> **Problem description**
Read the lines below. Copy out any that hold the string "SPSS".
--- Begin Provided material ---
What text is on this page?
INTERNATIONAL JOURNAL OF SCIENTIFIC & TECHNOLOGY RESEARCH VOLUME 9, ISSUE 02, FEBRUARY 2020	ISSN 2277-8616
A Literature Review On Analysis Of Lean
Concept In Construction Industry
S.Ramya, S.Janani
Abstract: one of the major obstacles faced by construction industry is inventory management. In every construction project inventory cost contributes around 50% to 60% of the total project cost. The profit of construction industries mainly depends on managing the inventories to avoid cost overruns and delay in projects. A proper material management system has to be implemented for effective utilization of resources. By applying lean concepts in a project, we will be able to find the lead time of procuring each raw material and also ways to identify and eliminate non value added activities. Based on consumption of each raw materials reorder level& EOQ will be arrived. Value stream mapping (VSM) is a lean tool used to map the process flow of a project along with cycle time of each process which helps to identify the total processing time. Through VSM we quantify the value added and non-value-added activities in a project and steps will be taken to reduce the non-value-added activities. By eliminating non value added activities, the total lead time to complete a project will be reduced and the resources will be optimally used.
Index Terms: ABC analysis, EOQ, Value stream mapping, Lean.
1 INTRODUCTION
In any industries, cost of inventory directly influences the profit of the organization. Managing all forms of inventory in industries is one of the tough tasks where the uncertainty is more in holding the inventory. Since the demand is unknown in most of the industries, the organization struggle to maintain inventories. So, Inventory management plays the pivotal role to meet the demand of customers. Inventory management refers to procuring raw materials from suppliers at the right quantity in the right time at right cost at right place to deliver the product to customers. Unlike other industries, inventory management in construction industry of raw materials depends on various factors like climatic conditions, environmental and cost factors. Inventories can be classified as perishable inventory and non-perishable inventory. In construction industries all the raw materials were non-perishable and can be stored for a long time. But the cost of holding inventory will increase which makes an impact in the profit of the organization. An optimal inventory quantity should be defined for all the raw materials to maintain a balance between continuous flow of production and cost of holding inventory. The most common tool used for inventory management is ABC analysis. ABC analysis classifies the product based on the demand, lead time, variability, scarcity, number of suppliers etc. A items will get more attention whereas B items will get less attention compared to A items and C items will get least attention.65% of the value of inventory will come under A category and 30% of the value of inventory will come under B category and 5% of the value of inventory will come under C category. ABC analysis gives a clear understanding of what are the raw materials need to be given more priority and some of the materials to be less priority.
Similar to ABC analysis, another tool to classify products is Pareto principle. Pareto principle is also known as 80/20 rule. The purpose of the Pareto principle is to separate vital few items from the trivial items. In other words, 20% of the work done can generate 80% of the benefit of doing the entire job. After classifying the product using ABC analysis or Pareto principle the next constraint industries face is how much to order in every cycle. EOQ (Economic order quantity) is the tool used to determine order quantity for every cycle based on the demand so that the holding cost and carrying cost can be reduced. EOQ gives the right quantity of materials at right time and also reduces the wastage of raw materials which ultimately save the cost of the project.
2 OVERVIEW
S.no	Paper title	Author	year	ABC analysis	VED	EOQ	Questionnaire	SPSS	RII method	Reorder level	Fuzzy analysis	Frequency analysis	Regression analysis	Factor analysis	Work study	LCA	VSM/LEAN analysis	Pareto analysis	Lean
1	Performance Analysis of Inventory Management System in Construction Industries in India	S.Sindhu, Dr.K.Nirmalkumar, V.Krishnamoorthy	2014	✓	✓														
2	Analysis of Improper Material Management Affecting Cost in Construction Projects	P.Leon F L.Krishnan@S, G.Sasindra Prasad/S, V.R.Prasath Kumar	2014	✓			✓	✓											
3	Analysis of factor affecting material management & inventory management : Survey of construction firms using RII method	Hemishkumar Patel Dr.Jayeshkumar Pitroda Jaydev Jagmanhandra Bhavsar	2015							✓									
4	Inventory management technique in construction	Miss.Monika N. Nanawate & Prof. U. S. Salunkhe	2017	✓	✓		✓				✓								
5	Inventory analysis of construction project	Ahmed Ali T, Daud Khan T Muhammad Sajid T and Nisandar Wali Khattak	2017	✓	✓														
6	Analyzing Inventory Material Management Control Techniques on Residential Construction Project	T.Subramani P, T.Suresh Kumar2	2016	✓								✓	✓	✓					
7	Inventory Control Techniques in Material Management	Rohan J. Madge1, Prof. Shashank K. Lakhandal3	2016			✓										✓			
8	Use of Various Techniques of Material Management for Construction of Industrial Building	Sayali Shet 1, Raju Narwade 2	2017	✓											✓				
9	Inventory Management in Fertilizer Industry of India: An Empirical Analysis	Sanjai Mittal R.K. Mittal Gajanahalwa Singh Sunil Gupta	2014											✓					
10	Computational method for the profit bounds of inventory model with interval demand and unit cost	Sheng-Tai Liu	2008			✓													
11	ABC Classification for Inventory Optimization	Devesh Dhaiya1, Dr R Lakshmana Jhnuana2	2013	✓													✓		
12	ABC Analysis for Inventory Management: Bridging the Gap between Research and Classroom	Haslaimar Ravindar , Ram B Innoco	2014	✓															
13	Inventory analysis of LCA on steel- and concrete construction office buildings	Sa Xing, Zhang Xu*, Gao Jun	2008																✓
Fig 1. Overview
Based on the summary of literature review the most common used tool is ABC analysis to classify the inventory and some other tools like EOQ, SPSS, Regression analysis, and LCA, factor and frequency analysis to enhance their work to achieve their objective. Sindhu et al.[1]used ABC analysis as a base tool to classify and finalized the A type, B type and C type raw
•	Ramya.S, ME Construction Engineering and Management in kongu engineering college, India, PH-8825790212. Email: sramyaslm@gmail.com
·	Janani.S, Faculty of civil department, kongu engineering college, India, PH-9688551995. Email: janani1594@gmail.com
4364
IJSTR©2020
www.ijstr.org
--- End Provided material ---
> **Exercise output**
S.no	Paper title	Author	year	ABC analysis	VED	EOQ	Questionnaire	SPSS	RII method	Reorder level	Fuzzy analysis	Frequency analysis	Regression analysis	Factor analysis	Work study	LCA	VSM/LEAN analysis	Pareto analysis	Lean
Based on the summary of literature review the most common used tool is ABC analysis to classify the inventory and some other tools like EOQ, SPSS, Regression analysis, and LCA, factor and frequency analysis to enhance their work to achieve their objective. Sindhu et al.[1]used ABC analysis as a base tool to classify and finalized the A type, B type and C type raw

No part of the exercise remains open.